» **EXCERPTED TEXT**
★ ★ ★ ★ ★
Most consumers will not be able to pay cash for an $80K vehicle and so will do some kind of financing.

The only financing scenario where you can tax the tax credit, at present, is with a lease. Even if Tesla is able to make CT qualify for the tax credit with minor content changes in 2025, couples making over $300K a year still won't qualify for the tax credit.

So in our scenario where you choose to lease for the tax credit vs. do traditional financing... you are paying the higher interest charge (say 5.5% financing with great credit instead of the 13% with the lease) and you are also paying the lease acquisition and disposal fees which are about $1,000.

So, let's just say for a simple example in both cases you are financing 20,000. If you finance 20,000 at 13% for three years your interest paid is $4259. If you do traditional financing at 5.5% for the same 20K over three years then the interest paid is $1741.

You are seriously getting ripped off on that interest rate, paying a whopping $2500 additional interest over the term! You are also paying $1,000 in lease fees!

However... and this is key, you are getting the pass-through of the $7,500 tax credit in the form of a down payment (cap cost reduction). So, kyou are actually still ahead $4,000 with the lease where you get the tax credit vs. the loan where you don't.

Even if you pay cash for the car, the lease is a better deal... because you are getting the net $4,000 of the tax credit AND you are locking in the residual value of the truck at an absurd 68%.
★ ★ ★ ★ ★
» **INFORMATION SHOWN**
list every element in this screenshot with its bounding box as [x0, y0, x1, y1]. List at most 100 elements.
★ ★ ★ ★ ★
» **TASK INSTRUCTIONS**
• 1. From the excerpt on leasing, copy the words from "You are seriously" to "where you don't.".
• 2. According to the excerpt on leasing, how much interest is paid when $20,000 is financed at 13% for three years?
• 3. Based on the excerpt on leasing, say yes or no to each statement and quote the words that decide it.
(a) Couples making over $300K a year will qualify for the tax credit if Tesla makes minor content changes in 2025.
(b) The lease acquisition and disposal fees come to about $1,000.
(c) With the lease, the residual value of the truck is locked in at 68%.

» **SOLUTIONS**
• 1.
You are seriously getting ripped off on that interest rate, paying a whopping $2500 additional interest over the term! You are also paying $1,000 in lease fees!

However... and this is key, you are getting the pass-through of the $7,500 tax credit in the form of a down payment (cap cost reduction). So, kyou are actually still ahead $4,000 with the lease where you get the tax credit vs. the loan where you don't.

• 2. $4259

• 3.
(a) No: "couples making over $300K a year still won't qualify for the tax credit"
(b) Yes: "the lease acquisition and disposal fees which are about $1,000"
(c) Yes: "locking in the residual value of the truck at an absurd 68%"